Extract the records below word for word and ignore the images.
··· Entries shown
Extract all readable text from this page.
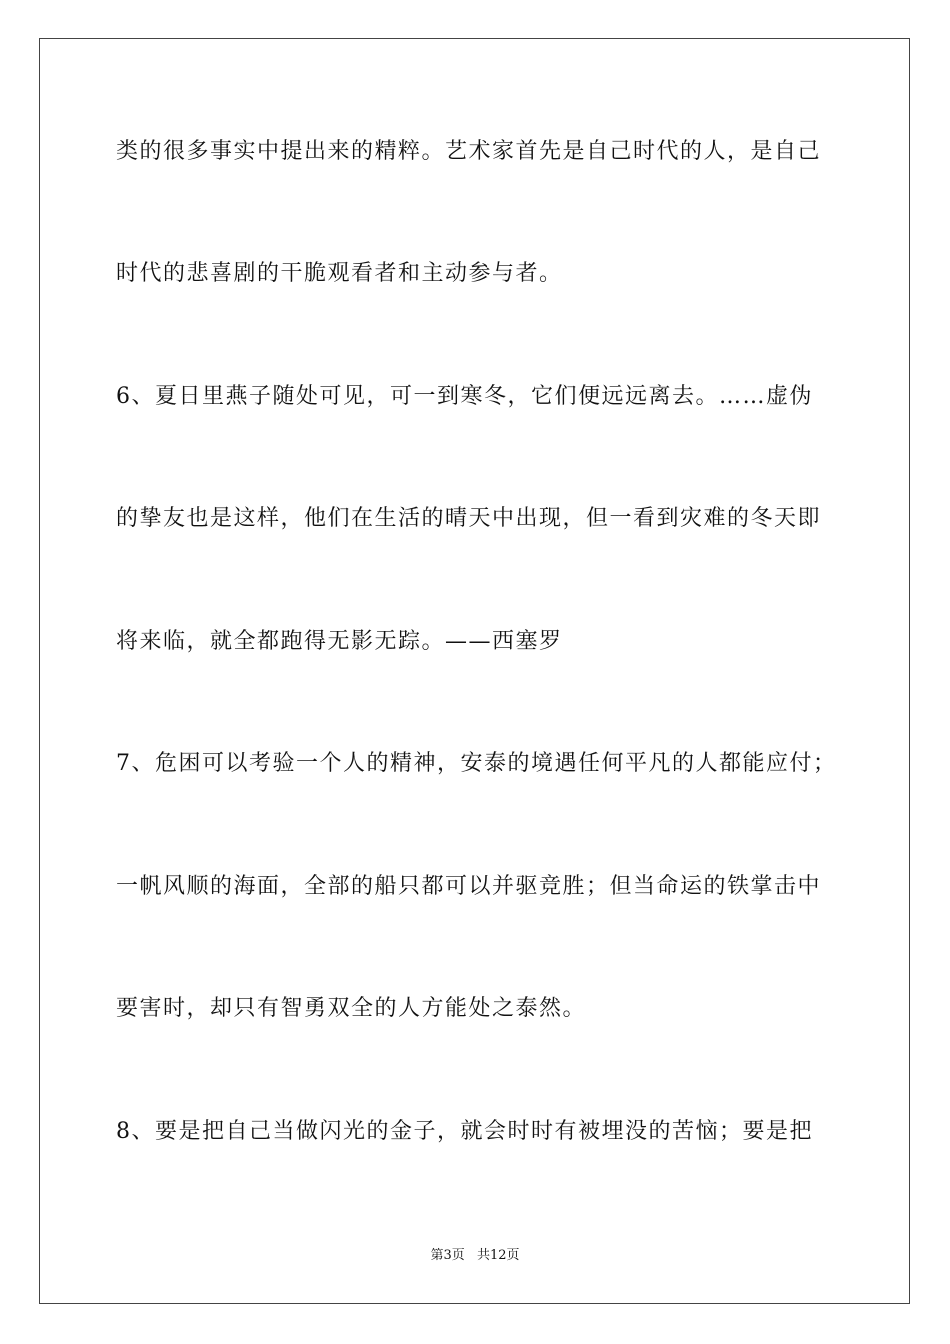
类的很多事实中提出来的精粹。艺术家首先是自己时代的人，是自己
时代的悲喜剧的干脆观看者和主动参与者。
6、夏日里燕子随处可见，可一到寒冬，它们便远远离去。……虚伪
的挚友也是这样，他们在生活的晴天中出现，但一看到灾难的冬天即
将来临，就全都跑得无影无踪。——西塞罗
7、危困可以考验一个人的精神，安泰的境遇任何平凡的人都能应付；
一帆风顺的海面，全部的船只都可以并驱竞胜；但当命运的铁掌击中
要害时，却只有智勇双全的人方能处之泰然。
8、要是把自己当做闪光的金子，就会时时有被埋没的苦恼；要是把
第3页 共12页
······
Solution to this exercise
Extract all readable text from this page.
类的很多事实中提出来的精粹。艺术家首先是自己时代的人，是自己
时代的悲喜剧的干脆观看者和主动参与者。
6、夏日里燕子随处可见，可一到寒冬，它们便远远离去。……虚伪
的挚友也是这样，他们在生活的晴天中出现，但一看到灾难的冬天即
将来临，就全都跑得无影无踪。——西塞罗
7、危困可以考验一个人的精神，安泰的境遇任何平凡的人都能应付；
一帆风顺的海面，全部的船只都可以并驱竞胜；但当命运的铁掌击中
要害时，却只有智勇双全的人方能处之泰然。
8、要是把自己当做闪光的金子，就会时时有被埋没的苦恼；要是把
第3页 共12页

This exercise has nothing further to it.